> _WORK REQUIRED_
Every record below should be printed exactly as it appears.

* start *

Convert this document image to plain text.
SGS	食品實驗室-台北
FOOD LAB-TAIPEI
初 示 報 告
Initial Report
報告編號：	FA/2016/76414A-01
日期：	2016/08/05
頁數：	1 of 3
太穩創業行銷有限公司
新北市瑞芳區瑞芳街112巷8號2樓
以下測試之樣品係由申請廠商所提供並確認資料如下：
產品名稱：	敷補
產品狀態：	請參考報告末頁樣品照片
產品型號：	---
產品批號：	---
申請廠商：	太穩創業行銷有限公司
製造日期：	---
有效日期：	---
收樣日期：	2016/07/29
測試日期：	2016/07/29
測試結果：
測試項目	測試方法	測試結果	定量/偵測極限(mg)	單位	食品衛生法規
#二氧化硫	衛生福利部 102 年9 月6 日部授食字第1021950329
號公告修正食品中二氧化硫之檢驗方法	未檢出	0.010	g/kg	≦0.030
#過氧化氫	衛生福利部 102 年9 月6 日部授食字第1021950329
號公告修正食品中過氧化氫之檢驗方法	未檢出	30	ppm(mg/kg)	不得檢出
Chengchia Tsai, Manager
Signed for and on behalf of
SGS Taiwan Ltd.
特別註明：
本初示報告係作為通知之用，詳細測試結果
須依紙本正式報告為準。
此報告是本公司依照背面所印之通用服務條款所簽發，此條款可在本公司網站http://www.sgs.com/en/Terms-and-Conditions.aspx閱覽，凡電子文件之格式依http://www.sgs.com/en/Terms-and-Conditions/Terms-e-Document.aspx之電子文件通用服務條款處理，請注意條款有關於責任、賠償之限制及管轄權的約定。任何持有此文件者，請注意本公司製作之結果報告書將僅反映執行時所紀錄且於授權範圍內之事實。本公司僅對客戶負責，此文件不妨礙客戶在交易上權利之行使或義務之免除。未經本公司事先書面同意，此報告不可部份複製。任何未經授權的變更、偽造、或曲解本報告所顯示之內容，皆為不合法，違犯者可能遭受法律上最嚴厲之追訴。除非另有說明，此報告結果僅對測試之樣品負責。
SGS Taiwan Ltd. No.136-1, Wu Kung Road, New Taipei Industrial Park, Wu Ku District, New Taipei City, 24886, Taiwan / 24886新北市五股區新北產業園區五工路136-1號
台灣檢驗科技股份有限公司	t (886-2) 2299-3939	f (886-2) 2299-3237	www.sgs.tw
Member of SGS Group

* end *

> _THE RESULT_
Convert this document image to plain text.
SGS	食品實驗室-台北
FOOD LAB-TAIPEI
初 示 報 告
Initial Report
報告編號：	FA/2016/76414A-01
日期：	2016/08/05
頁數：	1 of 3
太穩創業行銷有限公司
新北市瑞芳區瑞芳街112巷8號2樓
以下測試之樣品係由申請廠商所提供並確認資料如下：
產品名稱：	敷補
產品狀態：	請參考報告末頁樣品照片
產品型號：	---
產品批號：	---
申請廠商：	太穩創業行銷有限公司
製造日期：	---
有效日期：	---
收樣日期：	2016/07/29
測試日期：	2016/07/29
測試結果：
測試項目	測試方法	測試結果	定量/偵測極限(mg)	單位	食品衛生法規
#二氧化硫	衛生福利部 102 年9 月6 日部授食字第1021950329
號公告修正食品中二氧化硫之檢驗方法	未檢出	0.010	g/kg	≦0.030
#過氧化氫	衛生福利部 102 年9 月6 日部授食字第1021950329
號公告修正食品中過氧化氫之檢驗方法	未檢出	30	ppm(mg/kg)	不得檢出
Chengchia Tsai, Manager
Signed for and on behalf of
SGS Taiwan Ltd.
特別註明：
本初示報告係作為通知之用，詳細測試結果
須依紙本正式報告為準。
此報告是本公司依照背面所印之通用服務條款所簽發，此條款可在本公司網站http://www.sgs.com/en/Terms-and-Conditions.aspx閱覽，凡電子文件之格式依http://www.sgs.com/en/Terms-and-Conditions/Terms-e-Document.aspx之電子文件通用服務條款處理，請注意條款有關於責任、賠償之限制及管轄權的約定。任何持有此文件者，請注意本公司製作之結果報告書將僅反映執行時所紀錄且於授權範圍內之事實。本公司僅對客戶負責，此文件不妨礙客戶在交易上權利之行使或義務之免除。未經本公司事先書面同意，此報告不可部份複製。任何未經授權的變更、偽造、或曲解本報告所顯示之內容，皆為不合法，違犯者可能遭受法律上最嚴厲之追訴。除非另有說明，此報告結果僅對測試之樣品負責。
SGS Taiwan Ltd. No.136-1, Wu Kung Road, New Taipei Industrial Park, Wu Ku District, New Taipei City, 24886, Taiwan / 24886新北市五股區新北產業園區五工路136-1號
台灣檢驗科技股份有限公司	t (886-2) 2299-3939	f (886-2) 2299-3237	www.sgs.tw
Member of SGS Group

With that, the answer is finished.